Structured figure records
----
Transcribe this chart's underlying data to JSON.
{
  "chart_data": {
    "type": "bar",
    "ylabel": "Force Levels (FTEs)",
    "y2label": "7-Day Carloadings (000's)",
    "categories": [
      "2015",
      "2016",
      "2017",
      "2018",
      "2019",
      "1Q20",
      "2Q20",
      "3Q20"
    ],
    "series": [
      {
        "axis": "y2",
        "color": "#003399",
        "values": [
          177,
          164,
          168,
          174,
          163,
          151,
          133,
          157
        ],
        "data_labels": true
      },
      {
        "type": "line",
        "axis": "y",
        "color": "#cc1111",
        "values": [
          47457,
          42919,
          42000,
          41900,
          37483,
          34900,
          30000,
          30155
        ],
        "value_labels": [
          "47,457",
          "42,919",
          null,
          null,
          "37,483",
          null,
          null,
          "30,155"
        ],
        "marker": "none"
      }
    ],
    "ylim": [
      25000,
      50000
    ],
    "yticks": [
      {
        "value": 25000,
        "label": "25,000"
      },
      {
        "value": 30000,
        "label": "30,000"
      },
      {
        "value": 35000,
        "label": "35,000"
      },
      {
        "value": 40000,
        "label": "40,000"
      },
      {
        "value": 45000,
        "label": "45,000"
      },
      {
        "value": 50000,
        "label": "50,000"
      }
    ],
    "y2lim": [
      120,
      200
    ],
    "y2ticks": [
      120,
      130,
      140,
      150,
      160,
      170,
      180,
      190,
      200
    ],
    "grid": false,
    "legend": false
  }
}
----
**Task description:** Reproduce the full listing above, character for character.

**Task response:**
Transcribe this chart's underlying data to JSON.
{
  "chart_data": {
    "type": "bar",
    "ylabel": "Force Levels (FTEs)",
    "y2label": "7-Day Carloadings (000's)",
    "categories": [
      "2015",
      "2016",
      "2017",
      "2018",
      "2019",
      "1Q20",
      "2Q20",
      "3Q20"
    ],
    "series": [
      {
        "axis": "y2",
        "color": "#003399",
        "values": [
          177,
          164,
          168,
          174,
          163,
          151,
          133,
          157
        ],
        "data_labels": true
      },
      {
        "type": "line",
        "axis": "y",
        "color": "#cc1111",
        "values": [
          47457,
          42919,
          42000,
          41900,
          37483,
          34900,
          30000,
          30155
        ],
        "value_labels": [
          "47,457",
          "42,919",
          null,
          null,
          "37,483",
          null,
          null,
          "30,155"
        ],
        "marker": "none"
      }
    ],
    "ylim": [
      25000,
      50000
    ],
    "yticks": [
      {
        "value": 25000,
        "label": "25,000"
      },
      {
        "value": 30000,
        "label": "30,000"
      },
      {
        "value": 35000,
        "label": "35,000"
      },
      {
        "value": 40000,
        "label": "40,000"
      },
      {
        "value": 45000,
        "label": "45,000"
      },
      {
        "value": 50000,
        "label": "50,000"
      }
    ],
    "y2lim": [
      120,
      200
    ],
    "y2ticks": [
      120,
      130,
      140,
      150,
      160,
      170,
      180,
      190,
      200
    ],
    "grid": false,
    "legend": false
  }
}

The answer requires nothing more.